[begin Dataset excerpts]
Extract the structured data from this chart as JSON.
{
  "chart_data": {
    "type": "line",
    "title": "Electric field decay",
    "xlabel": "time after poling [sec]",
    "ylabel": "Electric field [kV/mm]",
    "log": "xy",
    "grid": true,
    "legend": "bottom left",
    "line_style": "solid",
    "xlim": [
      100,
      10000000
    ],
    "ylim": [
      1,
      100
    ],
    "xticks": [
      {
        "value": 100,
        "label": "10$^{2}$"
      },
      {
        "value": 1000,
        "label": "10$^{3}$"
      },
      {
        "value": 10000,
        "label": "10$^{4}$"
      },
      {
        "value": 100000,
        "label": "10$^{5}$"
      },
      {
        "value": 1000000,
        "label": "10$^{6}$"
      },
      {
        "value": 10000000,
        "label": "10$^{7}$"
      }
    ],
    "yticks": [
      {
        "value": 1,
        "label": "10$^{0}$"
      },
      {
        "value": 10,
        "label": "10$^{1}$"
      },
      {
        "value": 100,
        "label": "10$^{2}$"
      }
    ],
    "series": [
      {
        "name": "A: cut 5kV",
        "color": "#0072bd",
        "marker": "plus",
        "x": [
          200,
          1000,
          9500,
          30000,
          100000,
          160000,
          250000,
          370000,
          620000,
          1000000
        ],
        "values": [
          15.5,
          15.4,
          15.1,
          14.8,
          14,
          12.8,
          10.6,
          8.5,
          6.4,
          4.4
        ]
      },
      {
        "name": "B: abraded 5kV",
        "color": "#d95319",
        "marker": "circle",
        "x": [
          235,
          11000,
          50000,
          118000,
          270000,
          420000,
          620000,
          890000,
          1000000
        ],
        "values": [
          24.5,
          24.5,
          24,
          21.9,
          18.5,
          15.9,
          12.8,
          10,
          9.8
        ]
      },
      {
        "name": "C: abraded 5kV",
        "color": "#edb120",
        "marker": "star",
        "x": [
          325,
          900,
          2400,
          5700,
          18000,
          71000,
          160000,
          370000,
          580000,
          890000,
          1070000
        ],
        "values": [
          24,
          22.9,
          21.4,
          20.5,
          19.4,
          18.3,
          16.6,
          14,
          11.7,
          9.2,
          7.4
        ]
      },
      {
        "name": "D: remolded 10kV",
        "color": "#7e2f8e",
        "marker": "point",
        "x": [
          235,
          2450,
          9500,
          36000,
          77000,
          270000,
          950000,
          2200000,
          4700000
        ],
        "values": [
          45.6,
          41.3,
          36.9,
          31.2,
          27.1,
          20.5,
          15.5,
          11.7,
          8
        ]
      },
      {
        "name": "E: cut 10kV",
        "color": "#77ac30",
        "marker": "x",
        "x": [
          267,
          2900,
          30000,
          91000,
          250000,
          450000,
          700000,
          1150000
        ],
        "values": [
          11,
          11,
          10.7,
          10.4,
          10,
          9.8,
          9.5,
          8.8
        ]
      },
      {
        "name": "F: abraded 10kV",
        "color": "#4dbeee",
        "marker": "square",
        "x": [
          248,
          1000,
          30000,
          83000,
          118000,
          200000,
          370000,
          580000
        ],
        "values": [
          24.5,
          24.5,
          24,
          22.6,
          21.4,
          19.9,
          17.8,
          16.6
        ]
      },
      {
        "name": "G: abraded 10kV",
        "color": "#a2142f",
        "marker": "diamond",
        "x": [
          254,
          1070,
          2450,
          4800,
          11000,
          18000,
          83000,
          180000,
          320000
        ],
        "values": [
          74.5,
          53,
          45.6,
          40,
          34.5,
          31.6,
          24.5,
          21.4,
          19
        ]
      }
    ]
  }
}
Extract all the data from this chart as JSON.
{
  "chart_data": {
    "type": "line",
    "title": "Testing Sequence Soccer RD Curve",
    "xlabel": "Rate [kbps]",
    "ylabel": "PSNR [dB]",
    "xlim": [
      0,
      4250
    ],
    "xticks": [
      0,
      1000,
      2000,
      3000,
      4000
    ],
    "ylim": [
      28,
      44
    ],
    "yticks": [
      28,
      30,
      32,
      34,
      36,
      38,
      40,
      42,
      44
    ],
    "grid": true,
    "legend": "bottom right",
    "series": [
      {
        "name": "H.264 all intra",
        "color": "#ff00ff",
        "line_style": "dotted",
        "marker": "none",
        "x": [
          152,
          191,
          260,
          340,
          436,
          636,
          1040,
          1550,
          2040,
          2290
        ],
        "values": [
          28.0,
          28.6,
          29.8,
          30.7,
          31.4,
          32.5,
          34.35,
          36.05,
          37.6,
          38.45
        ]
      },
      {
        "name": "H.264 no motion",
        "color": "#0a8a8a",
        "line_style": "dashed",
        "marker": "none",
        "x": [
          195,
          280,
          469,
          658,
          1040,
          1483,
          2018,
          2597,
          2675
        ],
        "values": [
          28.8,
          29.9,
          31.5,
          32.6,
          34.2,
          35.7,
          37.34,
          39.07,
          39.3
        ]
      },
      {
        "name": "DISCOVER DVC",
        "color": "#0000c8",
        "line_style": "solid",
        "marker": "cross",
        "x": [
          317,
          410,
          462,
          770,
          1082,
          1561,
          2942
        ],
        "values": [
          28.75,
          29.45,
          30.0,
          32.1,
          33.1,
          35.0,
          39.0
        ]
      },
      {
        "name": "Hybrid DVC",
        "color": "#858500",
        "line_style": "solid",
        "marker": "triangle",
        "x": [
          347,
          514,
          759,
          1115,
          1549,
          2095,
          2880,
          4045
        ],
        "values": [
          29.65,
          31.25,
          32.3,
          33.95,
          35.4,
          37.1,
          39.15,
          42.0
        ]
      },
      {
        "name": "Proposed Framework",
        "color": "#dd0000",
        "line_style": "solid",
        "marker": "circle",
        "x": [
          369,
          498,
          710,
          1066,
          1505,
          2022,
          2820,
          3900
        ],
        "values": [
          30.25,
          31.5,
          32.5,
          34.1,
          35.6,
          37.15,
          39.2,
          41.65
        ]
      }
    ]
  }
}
[end Dataset excerpts]
[begin Dataset excerpts]
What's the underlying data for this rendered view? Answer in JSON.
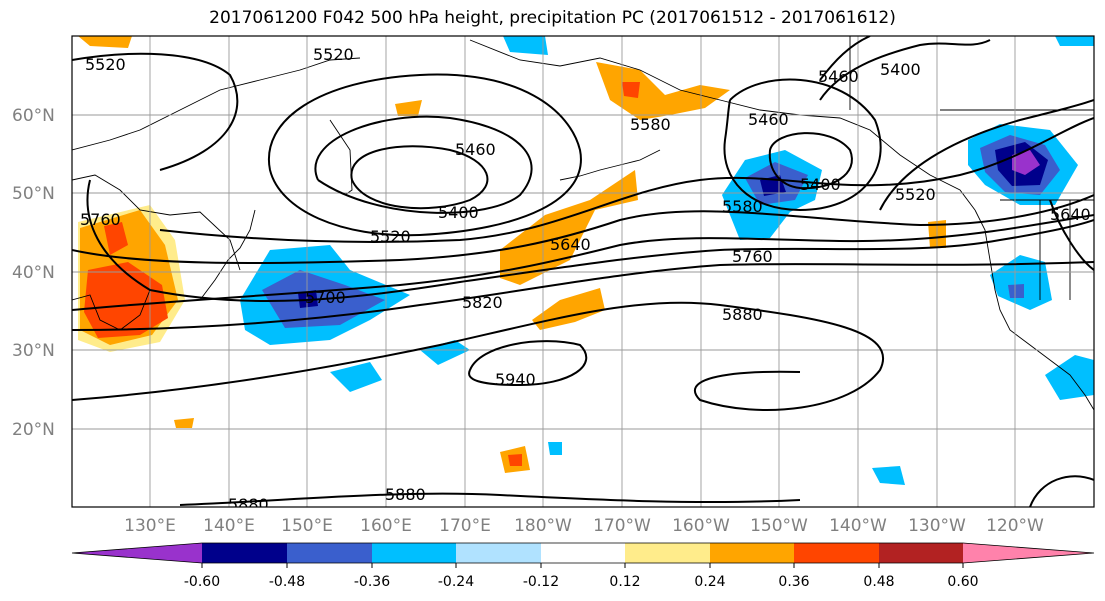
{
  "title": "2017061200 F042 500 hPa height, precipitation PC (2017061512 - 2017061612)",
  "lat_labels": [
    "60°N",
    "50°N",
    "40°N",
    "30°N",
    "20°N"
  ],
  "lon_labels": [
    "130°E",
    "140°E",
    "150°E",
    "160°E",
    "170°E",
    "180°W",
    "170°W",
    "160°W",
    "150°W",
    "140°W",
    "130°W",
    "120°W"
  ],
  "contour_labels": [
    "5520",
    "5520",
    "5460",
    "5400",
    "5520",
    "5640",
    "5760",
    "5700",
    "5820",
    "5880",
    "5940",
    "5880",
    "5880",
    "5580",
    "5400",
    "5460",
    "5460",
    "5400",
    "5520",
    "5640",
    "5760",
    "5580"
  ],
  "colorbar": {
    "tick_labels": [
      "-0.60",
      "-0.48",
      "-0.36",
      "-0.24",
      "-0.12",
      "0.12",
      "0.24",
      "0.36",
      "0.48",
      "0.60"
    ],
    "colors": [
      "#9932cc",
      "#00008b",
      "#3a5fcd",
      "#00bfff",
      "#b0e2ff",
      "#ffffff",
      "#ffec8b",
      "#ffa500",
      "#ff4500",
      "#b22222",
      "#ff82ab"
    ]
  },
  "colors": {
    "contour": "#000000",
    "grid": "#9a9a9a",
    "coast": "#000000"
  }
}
[end Dataset excerpts]
§ **Stated exercise**: Locate the string "title" in the listing above and copy every line where it occurs.

§ **Exercise response**:
    "title": "Electric field decay",
    "title": "Testing Sequence Soccer RD Curve",
  "title": "2017061200 F042 500 hPa height, precipitation PC (2017061512 - 2017061612)",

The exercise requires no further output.